Dataset records
** Start **

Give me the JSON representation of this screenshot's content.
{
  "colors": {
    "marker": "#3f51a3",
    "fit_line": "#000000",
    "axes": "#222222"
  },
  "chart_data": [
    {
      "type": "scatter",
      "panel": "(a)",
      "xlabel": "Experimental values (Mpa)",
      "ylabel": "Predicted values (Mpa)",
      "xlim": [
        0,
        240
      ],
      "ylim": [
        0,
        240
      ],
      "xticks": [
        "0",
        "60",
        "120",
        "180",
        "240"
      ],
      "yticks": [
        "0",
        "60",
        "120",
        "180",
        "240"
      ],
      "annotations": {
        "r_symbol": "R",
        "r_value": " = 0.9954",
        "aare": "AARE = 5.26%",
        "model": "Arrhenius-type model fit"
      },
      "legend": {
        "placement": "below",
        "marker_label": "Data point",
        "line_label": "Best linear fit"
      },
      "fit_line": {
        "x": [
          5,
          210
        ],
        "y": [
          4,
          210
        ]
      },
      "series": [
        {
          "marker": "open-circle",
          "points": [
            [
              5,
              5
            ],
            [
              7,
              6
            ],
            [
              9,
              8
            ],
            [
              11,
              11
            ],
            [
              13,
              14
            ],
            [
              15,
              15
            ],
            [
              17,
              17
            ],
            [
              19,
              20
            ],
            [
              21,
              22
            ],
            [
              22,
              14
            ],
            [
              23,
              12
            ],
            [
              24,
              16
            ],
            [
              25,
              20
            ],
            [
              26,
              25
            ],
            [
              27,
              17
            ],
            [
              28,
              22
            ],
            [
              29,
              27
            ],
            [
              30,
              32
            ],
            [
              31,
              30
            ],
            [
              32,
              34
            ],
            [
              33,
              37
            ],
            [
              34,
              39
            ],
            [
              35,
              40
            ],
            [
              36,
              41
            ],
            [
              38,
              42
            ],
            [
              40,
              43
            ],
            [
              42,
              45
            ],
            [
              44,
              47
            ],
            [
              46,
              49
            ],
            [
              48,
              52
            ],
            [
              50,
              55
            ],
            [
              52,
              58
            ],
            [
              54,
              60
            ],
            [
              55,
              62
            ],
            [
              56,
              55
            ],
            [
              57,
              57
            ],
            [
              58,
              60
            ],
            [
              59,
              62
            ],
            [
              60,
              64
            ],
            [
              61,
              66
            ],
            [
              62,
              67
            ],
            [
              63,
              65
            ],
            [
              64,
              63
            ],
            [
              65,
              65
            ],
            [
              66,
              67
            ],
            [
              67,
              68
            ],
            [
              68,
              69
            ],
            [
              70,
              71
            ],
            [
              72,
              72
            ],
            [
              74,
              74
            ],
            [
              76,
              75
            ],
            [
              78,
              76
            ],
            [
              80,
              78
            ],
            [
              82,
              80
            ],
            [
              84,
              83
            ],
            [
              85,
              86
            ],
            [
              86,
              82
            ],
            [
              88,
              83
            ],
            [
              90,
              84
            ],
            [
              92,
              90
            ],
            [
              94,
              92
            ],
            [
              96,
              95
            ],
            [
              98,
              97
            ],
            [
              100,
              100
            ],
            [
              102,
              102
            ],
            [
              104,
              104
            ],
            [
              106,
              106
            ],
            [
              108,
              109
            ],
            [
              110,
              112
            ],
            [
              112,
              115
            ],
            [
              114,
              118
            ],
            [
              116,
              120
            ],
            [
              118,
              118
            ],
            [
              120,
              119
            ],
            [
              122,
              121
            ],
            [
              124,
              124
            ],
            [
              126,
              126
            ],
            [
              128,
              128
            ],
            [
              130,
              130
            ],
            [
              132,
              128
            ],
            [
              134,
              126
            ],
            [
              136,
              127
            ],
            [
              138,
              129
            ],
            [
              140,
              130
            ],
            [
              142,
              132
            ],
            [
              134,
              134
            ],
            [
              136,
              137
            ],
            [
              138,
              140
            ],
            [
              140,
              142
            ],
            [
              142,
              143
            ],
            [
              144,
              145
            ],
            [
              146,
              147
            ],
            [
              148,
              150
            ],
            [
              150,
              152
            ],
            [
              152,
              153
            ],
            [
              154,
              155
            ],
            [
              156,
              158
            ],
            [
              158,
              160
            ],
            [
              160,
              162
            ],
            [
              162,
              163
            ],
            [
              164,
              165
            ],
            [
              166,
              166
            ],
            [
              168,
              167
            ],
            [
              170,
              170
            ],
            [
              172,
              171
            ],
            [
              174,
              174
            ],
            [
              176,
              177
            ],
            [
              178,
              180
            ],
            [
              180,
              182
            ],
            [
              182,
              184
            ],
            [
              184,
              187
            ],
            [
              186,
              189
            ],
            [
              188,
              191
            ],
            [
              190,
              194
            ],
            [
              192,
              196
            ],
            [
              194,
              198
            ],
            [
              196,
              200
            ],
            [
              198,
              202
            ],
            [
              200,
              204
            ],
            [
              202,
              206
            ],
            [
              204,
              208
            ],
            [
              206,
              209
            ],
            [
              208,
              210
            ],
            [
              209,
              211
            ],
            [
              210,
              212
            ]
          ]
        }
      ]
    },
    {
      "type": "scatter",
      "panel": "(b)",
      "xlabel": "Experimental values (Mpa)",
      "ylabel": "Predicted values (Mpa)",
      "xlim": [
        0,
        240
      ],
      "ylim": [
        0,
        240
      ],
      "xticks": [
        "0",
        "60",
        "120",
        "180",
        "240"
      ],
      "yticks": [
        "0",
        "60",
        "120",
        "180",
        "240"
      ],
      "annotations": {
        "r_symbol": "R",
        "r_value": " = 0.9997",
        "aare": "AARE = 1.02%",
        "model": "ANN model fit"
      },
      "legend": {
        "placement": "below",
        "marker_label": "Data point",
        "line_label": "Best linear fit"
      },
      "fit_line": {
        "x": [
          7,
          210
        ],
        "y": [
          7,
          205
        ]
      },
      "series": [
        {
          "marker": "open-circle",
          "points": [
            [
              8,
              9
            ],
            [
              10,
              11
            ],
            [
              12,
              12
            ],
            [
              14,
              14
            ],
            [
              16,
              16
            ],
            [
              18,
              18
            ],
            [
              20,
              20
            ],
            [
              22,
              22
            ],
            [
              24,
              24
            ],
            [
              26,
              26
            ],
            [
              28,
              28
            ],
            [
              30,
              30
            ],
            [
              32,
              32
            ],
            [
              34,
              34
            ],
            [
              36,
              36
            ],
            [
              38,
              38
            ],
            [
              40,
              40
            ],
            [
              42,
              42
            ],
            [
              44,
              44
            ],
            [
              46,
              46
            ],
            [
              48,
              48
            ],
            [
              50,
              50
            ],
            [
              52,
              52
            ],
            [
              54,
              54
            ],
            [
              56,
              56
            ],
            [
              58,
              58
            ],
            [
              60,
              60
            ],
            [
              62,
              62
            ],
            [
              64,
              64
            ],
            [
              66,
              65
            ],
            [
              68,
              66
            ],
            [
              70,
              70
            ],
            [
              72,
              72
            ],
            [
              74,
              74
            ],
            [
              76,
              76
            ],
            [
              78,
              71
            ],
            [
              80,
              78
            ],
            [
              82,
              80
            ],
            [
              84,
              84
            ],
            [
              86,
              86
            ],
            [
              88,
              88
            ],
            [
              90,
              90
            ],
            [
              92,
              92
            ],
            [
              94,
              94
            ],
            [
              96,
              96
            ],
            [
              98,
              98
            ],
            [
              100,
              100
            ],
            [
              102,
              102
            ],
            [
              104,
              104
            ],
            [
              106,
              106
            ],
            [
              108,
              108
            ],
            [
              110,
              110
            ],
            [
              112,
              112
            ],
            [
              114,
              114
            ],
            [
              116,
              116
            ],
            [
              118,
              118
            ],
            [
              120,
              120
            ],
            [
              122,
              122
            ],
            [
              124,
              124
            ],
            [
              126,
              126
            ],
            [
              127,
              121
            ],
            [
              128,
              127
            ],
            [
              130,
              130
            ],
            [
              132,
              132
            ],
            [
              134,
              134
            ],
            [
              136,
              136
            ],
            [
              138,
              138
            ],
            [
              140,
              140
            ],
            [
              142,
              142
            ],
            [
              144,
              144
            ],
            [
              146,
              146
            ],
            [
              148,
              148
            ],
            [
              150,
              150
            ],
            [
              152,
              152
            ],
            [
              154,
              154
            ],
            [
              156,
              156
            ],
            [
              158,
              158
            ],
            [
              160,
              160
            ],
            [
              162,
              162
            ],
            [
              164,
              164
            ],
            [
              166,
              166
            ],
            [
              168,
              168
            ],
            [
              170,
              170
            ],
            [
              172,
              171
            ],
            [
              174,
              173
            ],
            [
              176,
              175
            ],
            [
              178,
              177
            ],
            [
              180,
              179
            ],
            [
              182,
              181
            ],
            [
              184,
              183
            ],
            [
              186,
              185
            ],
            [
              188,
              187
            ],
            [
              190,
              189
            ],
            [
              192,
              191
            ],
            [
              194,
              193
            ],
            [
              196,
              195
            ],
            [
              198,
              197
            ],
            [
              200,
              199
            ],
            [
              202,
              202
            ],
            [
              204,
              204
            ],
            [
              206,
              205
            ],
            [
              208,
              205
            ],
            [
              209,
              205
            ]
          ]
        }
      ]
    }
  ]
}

** End **

#### Exercise
Scan the listing above. Gather each line that contains the word "model".

#### Full answer
        "model": "Arrhenius-type model fit"
        "model": "ANN model fit"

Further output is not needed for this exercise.